__Your instructions__: Show each line of the data below that has the string "autre" in it.

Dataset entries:
Begin

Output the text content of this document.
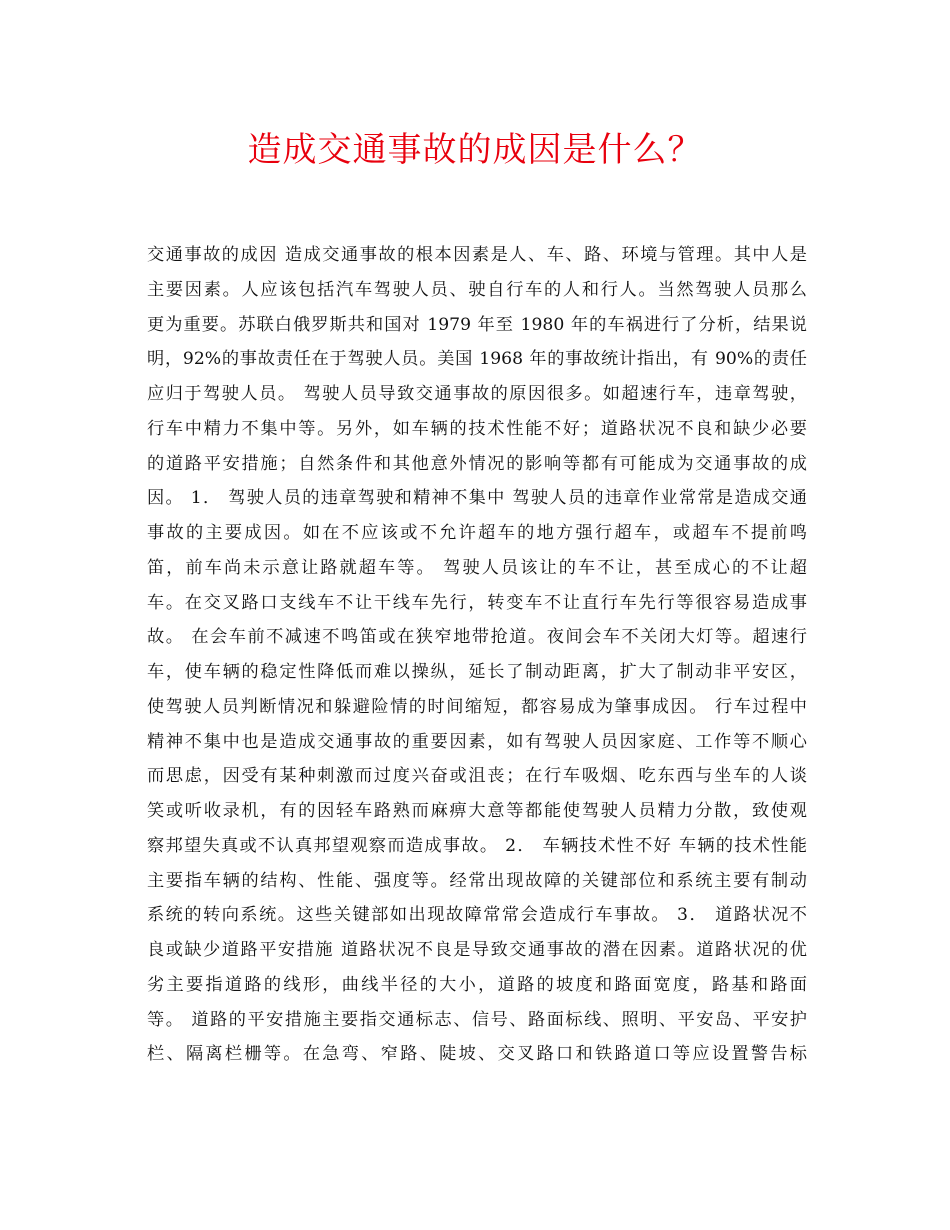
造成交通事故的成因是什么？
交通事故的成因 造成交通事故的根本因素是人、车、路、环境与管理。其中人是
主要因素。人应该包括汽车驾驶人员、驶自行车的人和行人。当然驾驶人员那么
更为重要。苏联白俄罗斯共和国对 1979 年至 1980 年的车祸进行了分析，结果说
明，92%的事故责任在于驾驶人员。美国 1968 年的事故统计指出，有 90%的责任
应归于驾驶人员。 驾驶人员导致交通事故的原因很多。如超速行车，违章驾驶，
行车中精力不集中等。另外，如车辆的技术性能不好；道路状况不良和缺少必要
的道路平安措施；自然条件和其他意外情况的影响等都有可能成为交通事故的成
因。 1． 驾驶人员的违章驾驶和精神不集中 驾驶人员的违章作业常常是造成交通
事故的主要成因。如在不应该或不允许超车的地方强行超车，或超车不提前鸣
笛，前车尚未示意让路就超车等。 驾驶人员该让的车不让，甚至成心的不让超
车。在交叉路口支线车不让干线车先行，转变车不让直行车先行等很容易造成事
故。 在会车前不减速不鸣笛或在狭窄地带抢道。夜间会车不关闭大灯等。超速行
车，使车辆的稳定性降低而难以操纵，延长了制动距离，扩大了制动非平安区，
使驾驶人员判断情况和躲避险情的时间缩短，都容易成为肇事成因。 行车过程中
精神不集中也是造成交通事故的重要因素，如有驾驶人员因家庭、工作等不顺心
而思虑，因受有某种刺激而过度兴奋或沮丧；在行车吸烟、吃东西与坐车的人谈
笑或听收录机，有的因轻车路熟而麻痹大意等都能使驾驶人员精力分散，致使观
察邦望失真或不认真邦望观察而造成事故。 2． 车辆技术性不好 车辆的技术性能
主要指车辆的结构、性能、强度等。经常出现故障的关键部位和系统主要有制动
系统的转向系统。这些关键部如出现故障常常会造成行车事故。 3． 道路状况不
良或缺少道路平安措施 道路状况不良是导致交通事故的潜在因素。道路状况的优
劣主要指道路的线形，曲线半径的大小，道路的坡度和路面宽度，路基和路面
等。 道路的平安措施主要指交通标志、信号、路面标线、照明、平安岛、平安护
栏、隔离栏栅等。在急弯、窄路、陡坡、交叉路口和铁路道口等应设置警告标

End
Begin

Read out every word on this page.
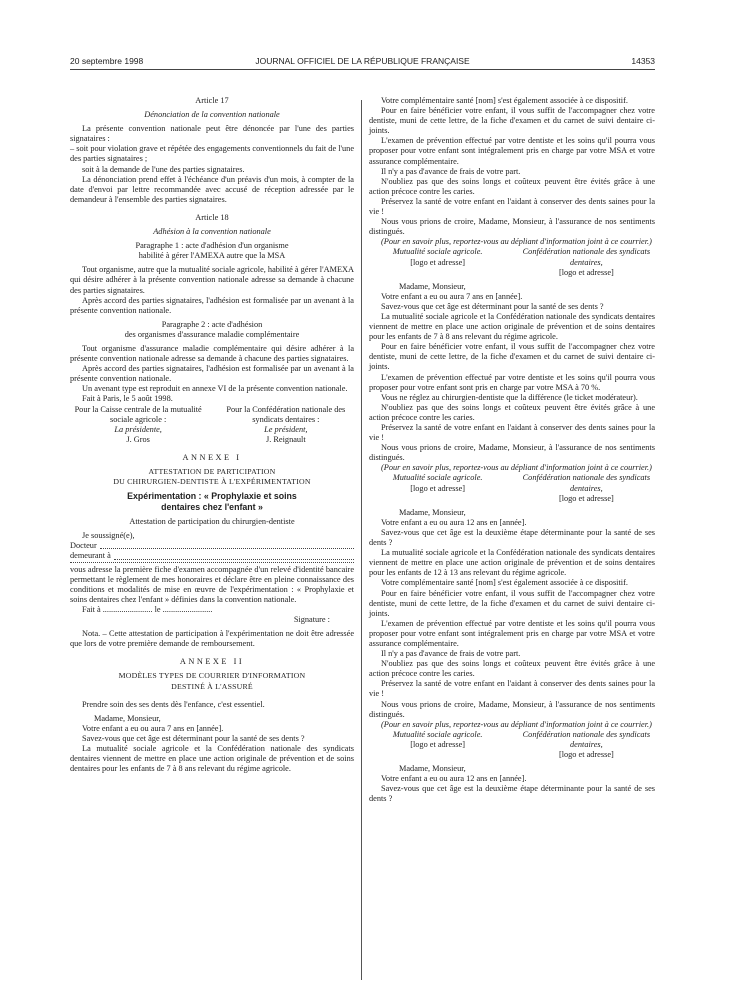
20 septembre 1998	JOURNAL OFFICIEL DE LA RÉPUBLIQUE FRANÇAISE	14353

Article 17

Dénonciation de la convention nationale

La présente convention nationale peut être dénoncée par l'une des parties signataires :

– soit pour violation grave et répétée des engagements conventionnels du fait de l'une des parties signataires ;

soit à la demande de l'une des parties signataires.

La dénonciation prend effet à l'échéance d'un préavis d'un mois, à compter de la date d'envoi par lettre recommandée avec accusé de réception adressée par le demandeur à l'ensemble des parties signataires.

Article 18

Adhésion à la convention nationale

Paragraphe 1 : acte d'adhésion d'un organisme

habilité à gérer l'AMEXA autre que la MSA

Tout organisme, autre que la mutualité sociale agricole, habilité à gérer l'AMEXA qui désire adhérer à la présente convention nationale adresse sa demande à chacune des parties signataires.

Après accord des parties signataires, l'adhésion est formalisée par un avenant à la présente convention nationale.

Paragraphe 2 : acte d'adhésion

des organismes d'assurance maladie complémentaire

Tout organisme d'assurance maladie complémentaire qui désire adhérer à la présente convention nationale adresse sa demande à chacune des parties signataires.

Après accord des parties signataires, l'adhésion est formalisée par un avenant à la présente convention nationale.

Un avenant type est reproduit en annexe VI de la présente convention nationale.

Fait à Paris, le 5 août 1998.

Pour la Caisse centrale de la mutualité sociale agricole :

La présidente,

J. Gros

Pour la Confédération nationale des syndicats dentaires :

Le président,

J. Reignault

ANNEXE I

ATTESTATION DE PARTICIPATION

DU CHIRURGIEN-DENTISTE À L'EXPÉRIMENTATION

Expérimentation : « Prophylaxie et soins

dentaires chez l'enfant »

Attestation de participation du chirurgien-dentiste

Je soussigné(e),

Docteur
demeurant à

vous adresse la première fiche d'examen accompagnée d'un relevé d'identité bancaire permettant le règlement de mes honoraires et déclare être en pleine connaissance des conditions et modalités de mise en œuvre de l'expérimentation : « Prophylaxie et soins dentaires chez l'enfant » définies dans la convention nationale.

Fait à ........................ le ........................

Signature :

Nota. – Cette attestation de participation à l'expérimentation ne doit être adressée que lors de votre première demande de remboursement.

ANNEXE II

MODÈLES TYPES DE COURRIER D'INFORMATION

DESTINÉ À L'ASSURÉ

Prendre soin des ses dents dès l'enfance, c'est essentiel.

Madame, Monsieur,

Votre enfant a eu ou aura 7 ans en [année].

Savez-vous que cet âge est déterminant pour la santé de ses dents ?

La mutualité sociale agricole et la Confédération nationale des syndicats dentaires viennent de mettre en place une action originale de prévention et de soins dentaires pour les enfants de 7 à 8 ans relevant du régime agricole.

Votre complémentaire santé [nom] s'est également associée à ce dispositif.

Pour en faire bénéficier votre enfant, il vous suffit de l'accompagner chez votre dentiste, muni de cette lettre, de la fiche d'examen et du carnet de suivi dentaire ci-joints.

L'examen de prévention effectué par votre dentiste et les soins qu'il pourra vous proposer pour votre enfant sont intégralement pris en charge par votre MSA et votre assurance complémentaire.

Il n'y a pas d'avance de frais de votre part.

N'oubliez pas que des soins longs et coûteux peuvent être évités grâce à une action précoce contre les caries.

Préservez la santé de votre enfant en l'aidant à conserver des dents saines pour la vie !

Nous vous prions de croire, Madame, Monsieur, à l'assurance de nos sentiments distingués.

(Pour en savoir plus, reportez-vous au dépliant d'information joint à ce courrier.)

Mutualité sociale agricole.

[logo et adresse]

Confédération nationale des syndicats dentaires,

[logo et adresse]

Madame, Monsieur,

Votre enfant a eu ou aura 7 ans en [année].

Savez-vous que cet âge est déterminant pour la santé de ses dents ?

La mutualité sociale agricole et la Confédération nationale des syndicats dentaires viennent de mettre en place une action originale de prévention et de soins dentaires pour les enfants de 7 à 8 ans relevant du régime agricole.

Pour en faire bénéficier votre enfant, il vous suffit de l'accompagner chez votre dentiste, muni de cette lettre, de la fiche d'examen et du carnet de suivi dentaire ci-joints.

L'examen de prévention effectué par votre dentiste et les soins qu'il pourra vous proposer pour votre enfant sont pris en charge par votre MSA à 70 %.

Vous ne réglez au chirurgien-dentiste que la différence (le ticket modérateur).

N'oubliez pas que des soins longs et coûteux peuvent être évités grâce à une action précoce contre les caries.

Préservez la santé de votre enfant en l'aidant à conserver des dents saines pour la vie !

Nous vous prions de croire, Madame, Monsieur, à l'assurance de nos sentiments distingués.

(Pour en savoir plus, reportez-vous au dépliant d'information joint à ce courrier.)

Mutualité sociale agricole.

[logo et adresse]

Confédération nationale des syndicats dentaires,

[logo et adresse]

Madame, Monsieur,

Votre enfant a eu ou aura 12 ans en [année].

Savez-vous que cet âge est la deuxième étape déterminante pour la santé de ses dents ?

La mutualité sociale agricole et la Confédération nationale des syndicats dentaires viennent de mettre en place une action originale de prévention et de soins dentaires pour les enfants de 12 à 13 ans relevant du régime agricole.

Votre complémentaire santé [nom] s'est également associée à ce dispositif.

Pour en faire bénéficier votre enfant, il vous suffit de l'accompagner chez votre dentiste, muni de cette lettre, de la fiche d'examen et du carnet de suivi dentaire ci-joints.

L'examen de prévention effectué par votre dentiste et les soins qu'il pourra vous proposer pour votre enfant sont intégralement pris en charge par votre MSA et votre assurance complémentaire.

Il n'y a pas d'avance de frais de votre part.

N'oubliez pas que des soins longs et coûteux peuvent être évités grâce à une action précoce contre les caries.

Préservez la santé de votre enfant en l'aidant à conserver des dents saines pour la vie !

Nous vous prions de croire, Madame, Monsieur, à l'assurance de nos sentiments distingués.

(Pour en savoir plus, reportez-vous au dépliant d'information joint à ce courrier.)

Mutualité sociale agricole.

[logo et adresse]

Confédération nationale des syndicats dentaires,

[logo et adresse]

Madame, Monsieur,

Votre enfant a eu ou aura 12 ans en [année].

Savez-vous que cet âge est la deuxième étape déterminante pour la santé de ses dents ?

End

__Solved problem__:
habilité à gérer l'AMEXA autre que la MSA
Tout organisme, autre que la mutualité sociale agricole, habilité à gérer l'AMEXA qui désire adhérer à la présente convention nationale adresse sa demande à chacune des parties signataires.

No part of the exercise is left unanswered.